**Aim of the task:**
Lines that hold the word "peak" should be located and copied.

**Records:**

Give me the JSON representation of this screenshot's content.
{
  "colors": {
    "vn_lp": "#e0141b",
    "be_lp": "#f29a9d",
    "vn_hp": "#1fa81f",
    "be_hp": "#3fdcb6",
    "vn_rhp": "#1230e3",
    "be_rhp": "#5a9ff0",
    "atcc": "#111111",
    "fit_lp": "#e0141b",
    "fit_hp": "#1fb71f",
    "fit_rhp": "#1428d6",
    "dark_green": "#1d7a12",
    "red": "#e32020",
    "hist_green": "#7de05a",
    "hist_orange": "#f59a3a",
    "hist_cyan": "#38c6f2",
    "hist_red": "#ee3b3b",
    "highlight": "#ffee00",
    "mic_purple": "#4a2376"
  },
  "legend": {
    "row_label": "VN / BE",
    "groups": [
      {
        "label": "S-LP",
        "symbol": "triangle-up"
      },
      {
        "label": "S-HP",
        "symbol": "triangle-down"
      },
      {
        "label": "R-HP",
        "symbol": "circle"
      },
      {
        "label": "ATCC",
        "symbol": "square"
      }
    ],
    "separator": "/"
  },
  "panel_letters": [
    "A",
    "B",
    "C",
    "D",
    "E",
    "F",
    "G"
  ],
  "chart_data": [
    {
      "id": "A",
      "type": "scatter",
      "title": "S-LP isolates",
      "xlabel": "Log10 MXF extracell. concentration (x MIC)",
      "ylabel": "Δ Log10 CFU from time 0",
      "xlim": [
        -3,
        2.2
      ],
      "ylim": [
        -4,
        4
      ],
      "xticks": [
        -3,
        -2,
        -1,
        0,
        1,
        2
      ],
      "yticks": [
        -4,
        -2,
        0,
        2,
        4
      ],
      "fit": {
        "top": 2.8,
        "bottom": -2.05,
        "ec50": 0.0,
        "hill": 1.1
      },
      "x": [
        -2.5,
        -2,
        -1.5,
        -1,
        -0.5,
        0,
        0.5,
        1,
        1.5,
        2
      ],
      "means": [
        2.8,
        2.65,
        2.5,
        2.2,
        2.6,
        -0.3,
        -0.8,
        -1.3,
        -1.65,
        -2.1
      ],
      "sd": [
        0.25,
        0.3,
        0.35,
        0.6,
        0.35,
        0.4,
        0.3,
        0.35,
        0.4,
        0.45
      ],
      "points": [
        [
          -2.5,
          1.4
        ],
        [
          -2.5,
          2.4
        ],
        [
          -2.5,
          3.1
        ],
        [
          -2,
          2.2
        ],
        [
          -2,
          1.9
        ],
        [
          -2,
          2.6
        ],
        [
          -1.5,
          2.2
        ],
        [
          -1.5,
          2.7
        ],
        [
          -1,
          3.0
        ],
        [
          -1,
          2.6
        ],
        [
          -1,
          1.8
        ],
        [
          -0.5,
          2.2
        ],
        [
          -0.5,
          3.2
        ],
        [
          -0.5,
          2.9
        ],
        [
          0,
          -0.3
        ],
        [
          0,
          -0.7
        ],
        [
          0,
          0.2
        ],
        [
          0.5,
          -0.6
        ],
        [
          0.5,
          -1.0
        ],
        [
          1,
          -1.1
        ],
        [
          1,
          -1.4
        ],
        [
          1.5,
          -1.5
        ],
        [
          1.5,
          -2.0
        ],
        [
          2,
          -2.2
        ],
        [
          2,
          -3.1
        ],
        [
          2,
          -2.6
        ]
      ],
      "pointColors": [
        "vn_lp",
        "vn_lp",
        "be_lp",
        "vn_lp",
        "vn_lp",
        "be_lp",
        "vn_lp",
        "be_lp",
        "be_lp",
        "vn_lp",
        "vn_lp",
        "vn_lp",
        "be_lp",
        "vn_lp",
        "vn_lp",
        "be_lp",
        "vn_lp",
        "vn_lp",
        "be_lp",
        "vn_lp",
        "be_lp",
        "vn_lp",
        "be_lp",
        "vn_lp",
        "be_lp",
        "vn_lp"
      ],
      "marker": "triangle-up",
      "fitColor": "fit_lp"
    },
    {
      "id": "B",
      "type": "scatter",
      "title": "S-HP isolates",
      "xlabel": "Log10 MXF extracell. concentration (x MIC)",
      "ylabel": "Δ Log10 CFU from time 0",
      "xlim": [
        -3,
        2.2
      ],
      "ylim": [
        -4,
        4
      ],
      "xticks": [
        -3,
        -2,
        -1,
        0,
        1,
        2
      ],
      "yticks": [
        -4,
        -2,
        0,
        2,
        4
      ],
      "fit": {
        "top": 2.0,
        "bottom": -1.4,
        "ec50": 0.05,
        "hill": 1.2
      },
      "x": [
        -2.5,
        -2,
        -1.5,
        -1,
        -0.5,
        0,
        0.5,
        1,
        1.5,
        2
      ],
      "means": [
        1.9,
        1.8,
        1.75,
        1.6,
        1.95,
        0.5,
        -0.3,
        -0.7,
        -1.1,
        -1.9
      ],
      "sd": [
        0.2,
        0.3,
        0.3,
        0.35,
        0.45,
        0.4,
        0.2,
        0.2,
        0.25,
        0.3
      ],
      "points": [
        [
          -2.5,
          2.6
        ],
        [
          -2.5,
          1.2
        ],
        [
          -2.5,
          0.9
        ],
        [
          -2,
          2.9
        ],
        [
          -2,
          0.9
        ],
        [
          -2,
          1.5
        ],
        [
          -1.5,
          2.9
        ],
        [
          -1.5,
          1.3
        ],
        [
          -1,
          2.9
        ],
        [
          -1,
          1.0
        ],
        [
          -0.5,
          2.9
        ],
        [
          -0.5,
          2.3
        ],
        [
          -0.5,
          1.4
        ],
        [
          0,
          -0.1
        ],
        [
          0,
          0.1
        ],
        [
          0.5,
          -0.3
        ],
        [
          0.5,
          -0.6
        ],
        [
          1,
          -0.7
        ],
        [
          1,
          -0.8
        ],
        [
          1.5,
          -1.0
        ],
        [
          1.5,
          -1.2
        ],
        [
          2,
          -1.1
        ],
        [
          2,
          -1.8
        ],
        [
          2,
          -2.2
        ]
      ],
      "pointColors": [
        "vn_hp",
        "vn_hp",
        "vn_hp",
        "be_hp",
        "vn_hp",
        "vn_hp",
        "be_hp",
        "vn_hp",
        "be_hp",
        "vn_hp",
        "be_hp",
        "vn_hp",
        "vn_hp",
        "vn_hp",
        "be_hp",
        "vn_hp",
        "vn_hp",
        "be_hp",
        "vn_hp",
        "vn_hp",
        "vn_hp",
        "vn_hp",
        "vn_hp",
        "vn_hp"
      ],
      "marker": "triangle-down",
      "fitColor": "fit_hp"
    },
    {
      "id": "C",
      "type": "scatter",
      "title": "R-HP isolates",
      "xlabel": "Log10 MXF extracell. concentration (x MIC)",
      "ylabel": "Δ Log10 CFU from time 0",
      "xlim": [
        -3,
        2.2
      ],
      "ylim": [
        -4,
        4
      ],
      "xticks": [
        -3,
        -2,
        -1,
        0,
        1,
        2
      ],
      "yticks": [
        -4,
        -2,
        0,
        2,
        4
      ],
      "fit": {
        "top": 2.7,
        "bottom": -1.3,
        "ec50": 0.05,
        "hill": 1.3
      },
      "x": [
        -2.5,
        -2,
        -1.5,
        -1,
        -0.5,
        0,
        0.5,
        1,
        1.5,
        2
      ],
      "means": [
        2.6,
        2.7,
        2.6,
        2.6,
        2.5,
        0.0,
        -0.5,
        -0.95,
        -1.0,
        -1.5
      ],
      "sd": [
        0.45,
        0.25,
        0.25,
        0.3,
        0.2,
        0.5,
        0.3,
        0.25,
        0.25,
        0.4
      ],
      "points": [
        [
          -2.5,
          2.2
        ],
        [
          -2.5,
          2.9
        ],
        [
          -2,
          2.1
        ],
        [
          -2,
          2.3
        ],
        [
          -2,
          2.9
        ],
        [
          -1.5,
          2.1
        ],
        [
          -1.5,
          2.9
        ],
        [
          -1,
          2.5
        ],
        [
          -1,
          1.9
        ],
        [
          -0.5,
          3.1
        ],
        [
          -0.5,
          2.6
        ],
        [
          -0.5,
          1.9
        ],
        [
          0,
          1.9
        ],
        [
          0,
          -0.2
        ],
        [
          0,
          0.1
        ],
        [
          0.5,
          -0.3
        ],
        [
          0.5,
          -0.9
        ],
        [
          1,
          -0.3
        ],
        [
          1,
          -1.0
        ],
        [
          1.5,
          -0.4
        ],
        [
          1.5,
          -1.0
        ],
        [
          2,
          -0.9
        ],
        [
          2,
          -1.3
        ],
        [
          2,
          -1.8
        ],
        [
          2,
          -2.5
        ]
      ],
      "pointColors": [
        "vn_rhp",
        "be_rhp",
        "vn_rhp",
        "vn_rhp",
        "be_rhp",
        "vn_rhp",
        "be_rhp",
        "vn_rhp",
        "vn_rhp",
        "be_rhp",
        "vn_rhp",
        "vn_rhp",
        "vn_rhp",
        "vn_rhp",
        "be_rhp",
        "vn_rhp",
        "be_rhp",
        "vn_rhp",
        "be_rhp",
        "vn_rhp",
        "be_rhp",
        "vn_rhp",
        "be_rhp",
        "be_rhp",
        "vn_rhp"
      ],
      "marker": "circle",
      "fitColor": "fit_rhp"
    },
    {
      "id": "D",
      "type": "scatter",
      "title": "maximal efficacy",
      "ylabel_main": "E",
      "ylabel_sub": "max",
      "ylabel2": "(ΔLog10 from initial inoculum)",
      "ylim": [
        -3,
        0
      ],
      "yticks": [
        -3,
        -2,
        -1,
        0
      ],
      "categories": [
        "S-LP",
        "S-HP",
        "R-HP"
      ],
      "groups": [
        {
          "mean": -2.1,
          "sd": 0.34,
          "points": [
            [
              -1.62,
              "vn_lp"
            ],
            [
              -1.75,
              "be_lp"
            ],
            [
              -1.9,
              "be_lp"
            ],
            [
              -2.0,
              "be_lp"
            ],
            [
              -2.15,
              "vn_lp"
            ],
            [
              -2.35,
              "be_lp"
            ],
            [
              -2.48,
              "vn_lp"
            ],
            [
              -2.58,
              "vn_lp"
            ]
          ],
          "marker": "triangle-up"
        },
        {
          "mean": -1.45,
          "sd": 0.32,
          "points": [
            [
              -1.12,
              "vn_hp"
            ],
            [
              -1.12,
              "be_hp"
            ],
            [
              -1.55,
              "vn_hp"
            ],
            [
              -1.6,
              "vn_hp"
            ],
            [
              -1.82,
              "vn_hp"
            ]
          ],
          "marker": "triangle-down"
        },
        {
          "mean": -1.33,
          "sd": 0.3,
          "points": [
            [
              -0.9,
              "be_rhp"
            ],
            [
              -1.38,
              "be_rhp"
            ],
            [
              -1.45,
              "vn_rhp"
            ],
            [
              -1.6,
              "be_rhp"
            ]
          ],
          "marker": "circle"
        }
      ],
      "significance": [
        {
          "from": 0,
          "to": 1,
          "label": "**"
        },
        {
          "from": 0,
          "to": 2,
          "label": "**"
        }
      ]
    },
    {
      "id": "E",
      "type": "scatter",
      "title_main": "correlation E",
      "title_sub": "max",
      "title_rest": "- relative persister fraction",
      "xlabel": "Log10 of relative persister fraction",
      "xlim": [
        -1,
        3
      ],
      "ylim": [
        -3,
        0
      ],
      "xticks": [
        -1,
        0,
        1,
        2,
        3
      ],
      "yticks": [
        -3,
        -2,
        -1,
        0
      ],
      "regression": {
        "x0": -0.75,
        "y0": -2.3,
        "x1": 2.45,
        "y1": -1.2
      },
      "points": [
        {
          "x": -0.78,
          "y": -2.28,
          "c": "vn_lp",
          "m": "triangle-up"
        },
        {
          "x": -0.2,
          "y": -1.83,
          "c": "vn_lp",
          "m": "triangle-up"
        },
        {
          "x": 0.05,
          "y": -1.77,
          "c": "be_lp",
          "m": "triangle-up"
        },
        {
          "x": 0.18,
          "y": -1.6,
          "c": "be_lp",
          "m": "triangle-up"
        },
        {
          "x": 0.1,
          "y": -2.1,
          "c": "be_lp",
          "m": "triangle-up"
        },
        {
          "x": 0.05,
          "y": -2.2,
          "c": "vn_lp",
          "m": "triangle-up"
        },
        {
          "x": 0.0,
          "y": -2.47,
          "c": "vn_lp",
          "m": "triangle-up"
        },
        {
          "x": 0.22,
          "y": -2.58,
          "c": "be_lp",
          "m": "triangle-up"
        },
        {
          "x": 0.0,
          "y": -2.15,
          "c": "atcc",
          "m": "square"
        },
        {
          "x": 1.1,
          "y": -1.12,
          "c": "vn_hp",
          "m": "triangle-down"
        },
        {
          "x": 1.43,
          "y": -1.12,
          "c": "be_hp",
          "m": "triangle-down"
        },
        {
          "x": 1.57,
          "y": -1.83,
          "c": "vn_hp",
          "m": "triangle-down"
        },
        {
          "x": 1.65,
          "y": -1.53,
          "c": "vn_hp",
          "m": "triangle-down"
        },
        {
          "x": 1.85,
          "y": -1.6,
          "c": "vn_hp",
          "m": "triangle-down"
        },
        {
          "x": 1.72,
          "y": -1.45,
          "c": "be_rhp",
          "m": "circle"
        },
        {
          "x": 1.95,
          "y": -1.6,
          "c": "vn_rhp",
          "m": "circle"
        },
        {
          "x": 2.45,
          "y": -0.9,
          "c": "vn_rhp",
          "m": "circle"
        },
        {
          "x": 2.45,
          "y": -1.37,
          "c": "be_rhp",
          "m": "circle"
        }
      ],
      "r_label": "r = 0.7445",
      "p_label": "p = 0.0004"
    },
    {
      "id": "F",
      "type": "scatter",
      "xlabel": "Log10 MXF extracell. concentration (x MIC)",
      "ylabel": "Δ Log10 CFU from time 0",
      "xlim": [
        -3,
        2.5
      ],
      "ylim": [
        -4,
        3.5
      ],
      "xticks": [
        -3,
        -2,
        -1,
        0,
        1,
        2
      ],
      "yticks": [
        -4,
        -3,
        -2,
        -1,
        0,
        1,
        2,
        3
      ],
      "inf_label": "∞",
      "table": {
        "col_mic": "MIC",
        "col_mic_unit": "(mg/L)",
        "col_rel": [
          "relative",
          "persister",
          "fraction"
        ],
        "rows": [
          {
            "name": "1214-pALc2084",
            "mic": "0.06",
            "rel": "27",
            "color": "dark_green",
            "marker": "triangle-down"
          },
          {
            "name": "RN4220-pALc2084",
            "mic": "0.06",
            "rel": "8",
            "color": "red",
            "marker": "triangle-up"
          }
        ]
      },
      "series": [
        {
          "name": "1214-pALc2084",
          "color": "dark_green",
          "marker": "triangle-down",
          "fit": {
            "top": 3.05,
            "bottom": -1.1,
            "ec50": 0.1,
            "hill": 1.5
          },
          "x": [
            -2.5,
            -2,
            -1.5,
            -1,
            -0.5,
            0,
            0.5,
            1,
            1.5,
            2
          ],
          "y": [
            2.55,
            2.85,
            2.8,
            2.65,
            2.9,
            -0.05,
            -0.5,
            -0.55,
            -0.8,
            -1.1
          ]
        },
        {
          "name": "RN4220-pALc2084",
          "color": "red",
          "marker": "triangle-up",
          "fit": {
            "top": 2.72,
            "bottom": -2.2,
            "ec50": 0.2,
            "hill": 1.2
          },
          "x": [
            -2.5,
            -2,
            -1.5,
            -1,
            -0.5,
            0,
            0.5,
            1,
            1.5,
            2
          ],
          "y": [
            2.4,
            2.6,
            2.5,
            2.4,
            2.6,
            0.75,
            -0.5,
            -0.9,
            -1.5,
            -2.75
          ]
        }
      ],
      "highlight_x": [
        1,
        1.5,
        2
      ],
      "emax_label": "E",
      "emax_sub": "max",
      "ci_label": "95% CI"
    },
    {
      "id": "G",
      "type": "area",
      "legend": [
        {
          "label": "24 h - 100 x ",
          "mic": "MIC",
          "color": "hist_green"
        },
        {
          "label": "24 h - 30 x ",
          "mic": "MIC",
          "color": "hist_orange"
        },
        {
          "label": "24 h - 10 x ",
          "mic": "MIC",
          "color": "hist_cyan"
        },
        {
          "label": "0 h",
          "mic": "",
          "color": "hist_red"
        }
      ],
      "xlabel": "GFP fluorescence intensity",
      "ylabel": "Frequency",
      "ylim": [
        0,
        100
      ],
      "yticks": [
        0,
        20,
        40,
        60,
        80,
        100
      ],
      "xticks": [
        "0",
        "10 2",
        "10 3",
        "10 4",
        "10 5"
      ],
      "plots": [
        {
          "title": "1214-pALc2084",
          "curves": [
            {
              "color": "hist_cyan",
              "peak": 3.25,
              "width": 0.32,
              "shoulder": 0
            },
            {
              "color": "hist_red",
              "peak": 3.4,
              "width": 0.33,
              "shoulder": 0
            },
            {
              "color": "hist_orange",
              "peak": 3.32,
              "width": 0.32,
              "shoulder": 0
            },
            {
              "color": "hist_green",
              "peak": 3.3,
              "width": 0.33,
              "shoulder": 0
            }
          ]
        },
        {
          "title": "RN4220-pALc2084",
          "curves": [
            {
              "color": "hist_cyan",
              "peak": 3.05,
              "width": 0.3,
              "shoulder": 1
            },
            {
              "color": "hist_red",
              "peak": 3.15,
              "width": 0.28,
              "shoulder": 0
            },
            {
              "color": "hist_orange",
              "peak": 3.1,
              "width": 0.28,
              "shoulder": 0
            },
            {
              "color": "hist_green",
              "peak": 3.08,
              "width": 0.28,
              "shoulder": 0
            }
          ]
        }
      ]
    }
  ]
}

**Result of this exercise:**
              "peak": 3.25,
              "peak": 3.4,
              "peak": 3.32,
              "peak": 3.3,
              "peak": 3.05,
              "peak": 3.15,
              "peak": 3.1,
              "peak": 3.08,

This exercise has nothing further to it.